[Records contained in a dataset]
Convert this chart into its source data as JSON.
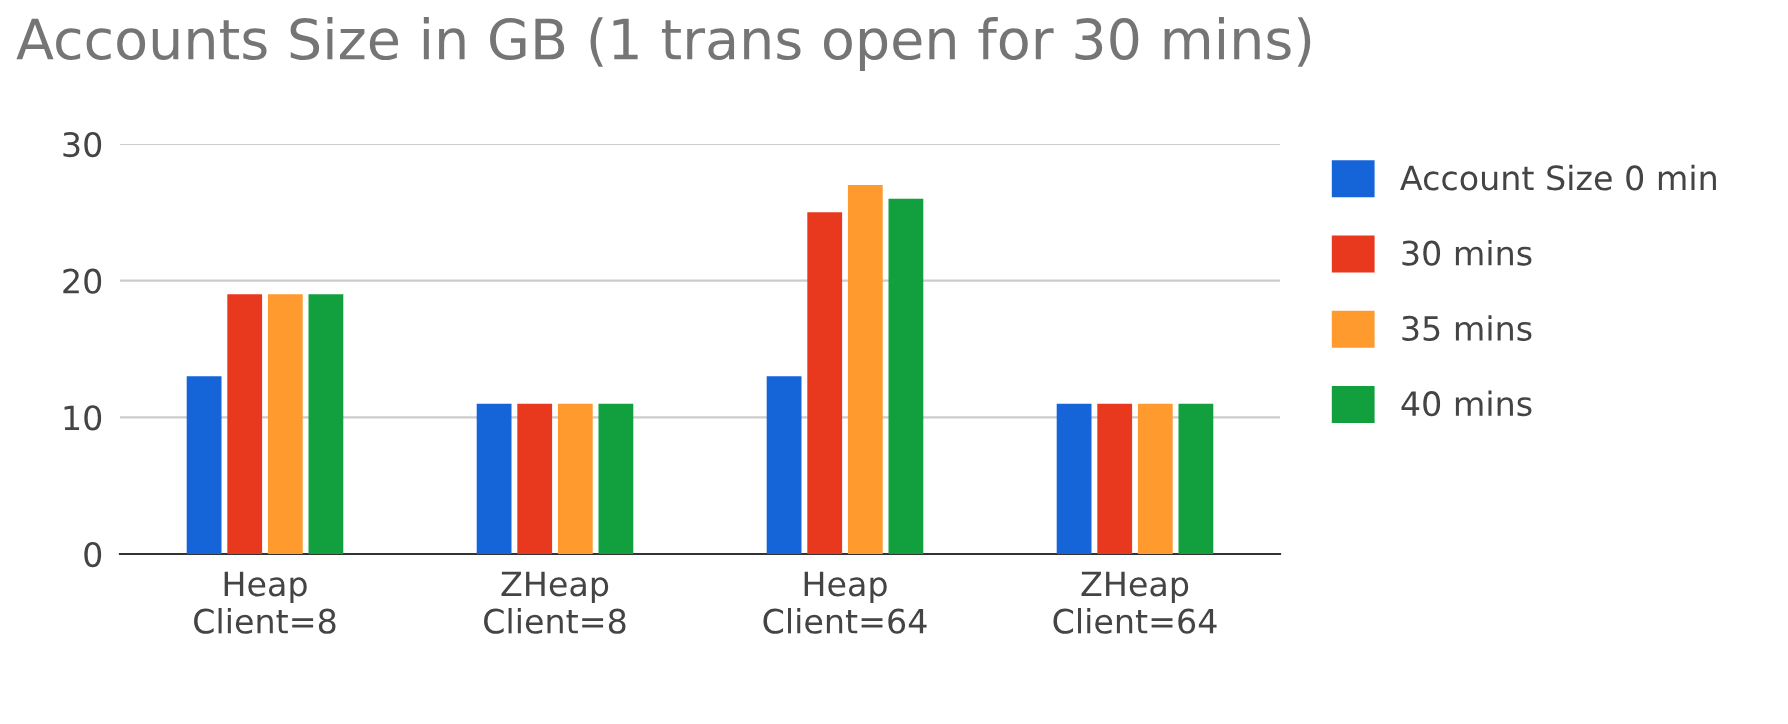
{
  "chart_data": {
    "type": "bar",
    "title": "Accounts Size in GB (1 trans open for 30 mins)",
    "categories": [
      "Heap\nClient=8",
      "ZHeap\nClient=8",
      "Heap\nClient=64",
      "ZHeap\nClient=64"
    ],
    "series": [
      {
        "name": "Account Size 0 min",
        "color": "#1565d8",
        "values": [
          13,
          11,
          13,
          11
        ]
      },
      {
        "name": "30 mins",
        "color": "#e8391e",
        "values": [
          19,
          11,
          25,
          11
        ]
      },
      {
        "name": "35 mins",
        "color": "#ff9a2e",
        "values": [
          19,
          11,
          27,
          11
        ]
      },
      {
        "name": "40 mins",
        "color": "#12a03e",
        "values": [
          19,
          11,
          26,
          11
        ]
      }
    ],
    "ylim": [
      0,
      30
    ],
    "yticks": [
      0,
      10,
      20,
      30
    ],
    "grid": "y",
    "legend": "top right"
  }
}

▶ [Your goal]: From the listing above, collect each line in which the string "nClient" appears.

▶ [Completed task]:
      "Heap\nClient=8",
      "ZHeap\nClient=8",
      "Heap\nClient=64",
      "ZHeap\nClient=64"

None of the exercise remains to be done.